### TASKS TO CARRY OUT:
**A)** Do these statements agree with the profile of Jan, the San Francisco Opera elevator operator? (i) Jan's father worked at the War Memorial from 1966 to 1981. (ii) Jan lived in Sweden for ten years. (iii) Jan's main instrument is a drum called the dumbeck. Answer yes or no for each and quote the words of the profile that decide it.
**B)** Can you take the profile of Jan, the San Francisco Opera elevator operator, further, picking up right after its final sentence?

Behind the genial personality is a musician and an artist of rare talent and range, whose devotion to the San Francisco Opera began well over thirty years ago when his father, who served as a stationary engineer at the War Memorial (lighting, mechanics, A/C, plumbing) from 1966 to 1981, would invite his young son in for a peek at what was happening both on- and backstage.

Jan (pronounced “Yahn”) was born and grew up in San Francisco, in what he describes as “the artistic community of Portrero Hill in the ’60s.” He next lived in Sweden for seven years, where he studied art (a small language problem enrolled him in graphic design when he thought he would be studying fine art etching). Shortly after he returned, his father happened to hear that the House needed an elevator operator for Nutcracker, which Jan thought would be a good gig for about a week, but has turned out to be his “day job” and studio for twenty-five years.

To this day, Jan is a classical oil painter, particularly in the Romantic “Orientalist” tradition (think Delacroix, Dulac, Gérôme, Ingres) and occasionally teaches art in high schools. He finds himself drawn to depicting the cultures of North Africa and the Middle East, where he has traveled and is also actively involved in those cultures as a percussionist, often playing for the Palestinian, Jewish, and Assyrian communities in the Bay Area. (His main axe is a drum called the dumbeck.)

### DATA SECTION:
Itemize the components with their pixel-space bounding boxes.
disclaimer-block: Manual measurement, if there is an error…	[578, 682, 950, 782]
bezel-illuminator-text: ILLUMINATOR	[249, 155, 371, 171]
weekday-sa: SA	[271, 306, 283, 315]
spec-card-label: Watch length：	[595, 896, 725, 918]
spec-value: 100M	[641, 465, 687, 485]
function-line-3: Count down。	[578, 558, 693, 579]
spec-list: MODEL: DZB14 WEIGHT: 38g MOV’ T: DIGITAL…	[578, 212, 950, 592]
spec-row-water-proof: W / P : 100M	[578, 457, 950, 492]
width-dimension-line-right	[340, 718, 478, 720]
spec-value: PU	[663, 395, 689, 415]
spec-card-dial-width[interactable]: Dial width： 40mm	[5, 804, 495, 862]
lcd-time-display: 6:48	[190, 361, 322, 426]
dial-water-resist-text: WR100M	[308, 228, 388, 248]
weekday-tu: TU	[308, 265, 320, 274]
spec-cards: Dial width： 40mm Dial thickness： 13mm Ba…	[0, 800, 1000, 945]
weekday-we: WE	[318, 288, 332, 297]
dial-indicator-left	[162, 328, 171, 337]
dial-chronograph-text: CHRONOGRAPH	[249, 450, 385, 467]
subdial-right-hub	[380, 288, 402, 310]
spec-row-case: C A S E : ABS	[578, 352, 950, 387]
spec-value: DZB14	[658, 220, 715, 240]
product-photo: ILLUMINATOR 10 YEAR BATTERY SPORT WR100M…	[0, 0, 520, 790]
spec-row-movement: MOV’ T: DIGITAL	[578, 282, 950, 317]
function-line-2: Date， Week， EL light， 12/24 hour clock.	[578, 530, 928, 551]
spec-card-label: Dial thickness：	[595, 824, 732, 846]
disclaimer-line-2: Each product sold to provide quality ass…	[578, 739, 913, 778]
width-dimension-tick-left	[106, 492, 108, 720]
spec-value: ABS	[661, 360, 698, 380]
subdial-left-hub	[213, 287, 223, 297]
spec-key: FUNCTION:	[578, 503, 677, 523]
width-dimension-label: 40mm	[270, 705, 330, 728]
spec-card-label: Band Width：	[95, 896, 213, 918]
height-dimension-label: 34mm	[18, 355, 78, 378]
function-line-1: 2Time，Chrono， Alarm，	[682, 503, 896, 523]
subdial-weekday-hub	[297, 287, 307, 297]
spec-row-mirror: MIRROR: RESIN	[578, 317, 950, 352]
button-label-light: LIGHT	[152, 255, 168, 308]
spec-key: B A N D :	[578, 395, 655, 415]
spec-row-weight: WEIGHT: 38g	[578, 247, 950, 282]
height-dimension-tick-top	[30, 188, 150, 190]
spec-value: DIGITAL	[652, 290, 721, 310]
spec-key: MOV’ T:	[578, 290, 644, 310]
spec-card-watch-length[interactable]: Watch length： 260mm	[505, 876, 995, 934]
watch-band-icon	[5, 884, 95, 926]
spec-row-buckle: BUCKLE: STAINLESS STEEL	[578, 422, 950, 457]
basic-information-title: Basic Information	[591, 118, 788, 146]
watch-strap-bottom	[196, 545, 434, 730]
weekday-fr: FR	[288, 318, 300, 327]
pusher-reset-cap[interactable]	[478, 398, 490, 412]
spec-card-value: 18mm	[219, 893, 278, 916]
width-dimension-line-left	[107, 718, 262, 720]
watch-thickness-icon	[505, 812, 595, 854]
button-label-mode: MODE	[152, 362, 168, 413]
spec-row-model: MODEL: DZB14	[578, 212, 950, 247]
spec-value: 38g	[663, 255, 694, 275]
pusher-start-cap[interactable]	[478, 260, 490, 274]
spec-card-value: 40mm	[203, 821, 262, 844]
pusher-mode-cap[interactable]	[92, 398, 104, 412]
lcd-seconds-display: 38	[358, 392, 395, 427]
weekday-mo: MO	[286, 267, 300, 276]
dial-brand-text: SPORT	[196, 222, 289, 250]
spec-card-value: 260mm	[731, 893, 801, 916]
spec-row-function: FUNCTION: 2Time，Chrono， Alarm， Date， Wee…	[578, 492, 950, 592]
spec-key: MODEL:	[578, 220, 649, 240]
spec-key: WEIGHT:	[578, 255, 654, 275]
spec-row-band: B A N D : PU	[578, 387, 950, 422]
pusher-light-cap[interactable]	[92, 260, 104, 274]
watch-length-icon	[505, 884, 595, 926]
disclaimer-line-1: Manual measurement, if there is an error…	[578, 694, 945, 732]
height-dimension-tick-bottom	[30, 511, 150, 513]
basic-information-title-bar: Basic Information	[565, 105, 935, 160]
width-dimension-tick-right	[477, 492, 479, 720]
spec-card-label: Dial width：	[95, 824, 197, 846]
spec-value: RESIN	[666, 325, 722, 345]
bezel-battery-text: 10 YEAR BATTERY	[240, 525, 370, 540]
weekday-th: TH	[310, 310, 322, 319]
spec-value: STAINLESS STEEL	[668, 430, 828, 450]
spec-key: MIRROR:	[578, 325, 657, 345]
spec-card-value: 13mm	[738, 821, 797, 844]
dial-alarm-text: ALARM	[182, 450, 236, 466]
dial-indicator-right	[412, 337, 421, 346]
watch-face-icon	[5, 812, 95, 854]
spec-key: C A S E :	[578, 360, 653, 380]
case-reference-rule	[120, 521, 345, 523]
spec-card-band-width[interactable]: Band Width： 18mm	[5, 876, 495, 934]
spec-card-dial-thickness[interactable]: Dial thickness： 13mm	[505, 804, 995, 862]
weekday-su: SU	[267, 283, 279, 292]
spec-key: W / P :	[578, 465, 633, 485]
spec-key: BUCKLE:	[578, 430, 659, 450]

### ANSWERS FOR THIS EXERCISE:
**A)**
(i) Yes: "who served as a stationary engineer at the War Memorial (lighting, mechanics, A/C, plumbing) from 1966 to 1981"
(ii) No: "He next lived in Sweden for seven years"
(iii) Yes: "His main axe is a drum called the dumbeck."

**B)**
 

A Girl with a Gimbris  36" X 24" Oil Painting by Jan Padover ©2001

Jan’s advent calendar, a three-dimensional work portraying both historical and contemporary Opera stars behind the windows of Bohème’s Act II (set on Christmas Eve), came out in 1984 and has just recently sold out.

Jan had an epiphany of sorts one day in the elevator after he had been standing in the back of the House listening to an audience member loudly unwrapping candy and chattering away during a performance and, understandably, imagined the singers wanting to murder her. Instead, he channeled this fantasy into An Opera Comic, a witty, engaging Gilbert & Sullivan–esque parody of the types inhabiting the stage and the pit, and addressed to misbehaving audience members. Divas, tenors, conductors, choristers, and Supers have their turn in the spotlight, but “as each chapter had to outdo the previous one, I put Supers last, the best of all.” However, he’s a bit worried we will “come after him,” as he captured our foibles so brilliantly, having so often observed and overheard us in the canteen. (Click on the cover at right for some sample pages.)

Jan also has several fine decks of playing cards for sale on his Prospero Art Web site: Shakespeare Quotes, Shakespeare Insults, Alice in Wonderland, and The Rat Pack, the last named due to his business partner, Rick Ellis, who is a Sinatra impersonator by trade. In fact, they are currently collaborating on a Sinatra/Shakespeare musical, Chairman of the Bard, to be sung in fluent 1930s Brooklynese and intended, at least for now, as a CD and comic book. Jan is also currently at work on a set of Nutcracker playing cards. Many of his paintings are available as notecards.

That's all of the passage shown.